WRITTEN INSTRUCTION
Each record below should be repeated precisely as written.

INFORMATION GIVEN
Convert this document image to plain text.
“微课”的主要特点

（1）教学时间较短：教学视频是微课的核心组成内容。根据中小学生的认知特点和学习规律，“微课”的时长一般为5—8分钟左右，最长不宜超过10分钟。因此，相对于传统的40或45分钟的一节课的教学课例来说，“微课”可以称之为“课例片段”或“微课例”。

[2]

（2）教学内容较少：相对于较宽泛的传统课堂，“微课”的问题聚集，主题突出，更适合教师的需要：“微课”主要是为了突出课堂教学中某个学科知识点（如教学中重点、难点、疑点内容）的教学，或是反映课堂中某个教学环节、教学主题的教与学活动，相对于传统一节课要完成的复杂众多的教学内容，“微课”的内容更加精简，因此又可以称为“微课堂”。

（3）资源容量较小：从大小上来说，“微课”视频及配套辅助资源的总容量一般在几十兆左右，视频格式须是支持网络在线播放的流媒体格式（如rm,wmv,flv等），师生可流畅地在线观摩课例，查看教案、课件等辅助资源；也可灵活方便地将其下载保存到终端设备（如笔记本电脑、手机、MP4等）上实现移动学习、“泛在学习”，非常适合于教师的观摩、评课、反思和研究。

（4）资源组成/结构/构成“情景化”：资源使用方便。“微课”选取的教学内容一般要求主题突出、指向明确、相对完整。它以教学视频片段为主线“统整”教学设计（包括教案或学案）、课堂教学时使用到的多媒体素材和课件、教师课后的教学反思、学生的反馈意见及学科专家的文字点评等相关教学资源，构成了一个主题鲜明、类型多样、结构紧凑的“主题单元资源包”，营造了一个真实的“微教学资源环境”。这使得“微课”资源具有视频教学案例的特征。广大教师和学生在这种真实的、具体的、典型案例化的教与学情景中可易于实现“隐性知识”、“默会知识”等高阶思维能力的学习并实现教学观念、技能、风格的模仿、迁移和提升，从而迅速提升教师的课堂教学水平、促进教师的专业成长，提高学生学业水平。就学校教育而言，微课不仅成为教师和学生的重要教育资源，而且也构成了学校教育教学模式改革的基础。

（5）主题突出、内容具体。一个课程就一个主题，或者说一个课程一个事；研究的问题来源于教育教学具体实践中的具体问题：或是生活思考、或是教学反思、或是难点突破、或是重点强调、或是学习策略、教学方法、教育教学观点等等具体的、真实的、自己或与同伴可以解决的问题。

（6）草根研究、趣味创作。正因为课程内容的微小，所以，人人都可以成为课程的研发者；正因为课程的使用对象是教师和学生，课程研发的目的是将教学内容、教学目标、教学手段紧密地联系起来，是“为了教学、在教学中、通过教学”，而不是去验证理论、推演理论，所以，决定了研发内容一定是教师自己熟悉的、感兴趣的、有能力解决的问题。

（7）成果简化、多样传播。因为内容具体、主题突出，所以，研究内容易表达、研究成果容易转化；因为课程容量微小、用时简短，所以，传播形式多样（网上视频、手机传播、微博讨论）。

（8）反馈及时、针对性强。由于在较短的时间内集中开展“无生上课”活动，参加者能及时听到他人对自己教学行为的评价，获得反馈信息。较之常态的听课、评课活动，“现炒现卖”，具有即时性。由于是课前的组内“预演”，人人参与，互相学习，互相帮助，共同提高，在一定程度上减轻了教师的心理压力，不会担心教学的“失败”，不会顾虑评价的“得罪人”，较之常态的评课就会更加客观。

FINISHED ANSWER
Convert this document image to plain text.
“微课”的主要特点

（1）教学时间较短：教学视频是微课的核心组成内容。根据中小学生的认知特点和学习规律，“微课”的时长一般为5—8分钟左右，最长不宜超过10分钟。因此，相对于传统的40或45分钟的一节课的教学课例来说，“微课”可以称之为“课例片段”或“微课例”。

[2]

（2）教学内容较少：相对于较宽泛的传统课堂，“微课”的问题聚集，主题突出，更适合教师的需要：“微课”主要是为了突出课堂教学中某个学科知识点（如教学中重点、难点、疑点内容）的教学，或是反映课堂中某个教学环节、教学主题的教与学活动，相对于传统一节课要完成的复杂众多的教学内容，“微课”的内容更加精简，因此又可以称为“微课堂”。

（3）资源容量较小：从大小上来说，“微课”视频及配套辅助资源的总容量一般在几十兆左右，视频格式须是支持网络在线播放的流媒体格式（如rm,wmv,flv等），师生可流畅地在线观摩课例，查看教案、课件等辅助资源；也可灵活方便地将其下载保存到终端设备（如笔记本电脑、手机、MP4等）上实现移动学习、“泛在学习”，非常适合于教师的观摩、评课、反思和研究。

（4）资源组成/结构/构成“情景化”：资源使用方便。“微课”选取的教学内容一般要求主题突出、指向明确、相对完整。它以教学视频片段为主线“统整”教学设计（包括教案或学案）、课堂教学时使用到的多媒体素材和课件、教师课后的教学反思、学生的反馈意见及学科专家的文字点评等相关教学资源，构成了一个主题鲜明、类型多样、结构紧凑的“主题单元资源包”，营造了一个真实的“微教学资源环境”。这使得“微课”资源具有视频教学案例的特征。广大教师和学生在这种真实的、具体的、典型案例化的教与学情景中可易于实现“隐性知识”、“默会知识”等高阶思维能力的学习并实现教学观念、技能、风格的模仿、迁移和提升，从而迅速提升教师的课堂教学水平、促进教师的专业成长，提高学生学业水平。就学校教育而言，微课不仅成为教师和学生的重要教育资源，而且也构成了学校教育教学模式改革的基础。

（5）主题突出、内容具体。一个课程就一个主题，或者说一个课程一个事；研究的问题来源于教育教学具体实践中的具体问题：或是生活思考、或是教学反思、或是难点突破、或是重点强调、或是学习策略、教学方法、教育教学观点等等具体的、真实的、自己或与同伴可以解决的问题。

（6）草根研究、趣味创作。正因为课程内容的微小，所以，人人都可以成为课程的研发者；正因为课程的使用对象是教师和学生，课程研发的目的是将教学内容、教学目标、教学手段紧密地联系起来，是“为了教学、在教学中、通过教学”，而不是去验证理论、推演理论，所以，决定了研发内容一定是教师自己熟悉的、感兴趣的、有能力解决的问题。

（7）成果简化、多样传播。因为内容具体、主题突出，所以，研究内容易表达、研究成果容易转化；因为课程容量微小、用时简短，所以，传播形式多样（网上视频、手机传播、微博讨论）。

（8）反馈及时、针对性强。由于在较短的时间内集中开展“无生上课”活动，参加者能及时听到他人对自己教学行为的评价，获得反馈信息。较之常态的听课、评课活动，“现炒现卖”，具有即时性。由于是课前的组内“预演”，人人参与，互相学习，互相帮助，共同提高，在一定程度上减轻了教师的心理压力，不会担心教学的“失败”，不会顾虑评价的“得罪人”，较之常态的评课就会更加客观。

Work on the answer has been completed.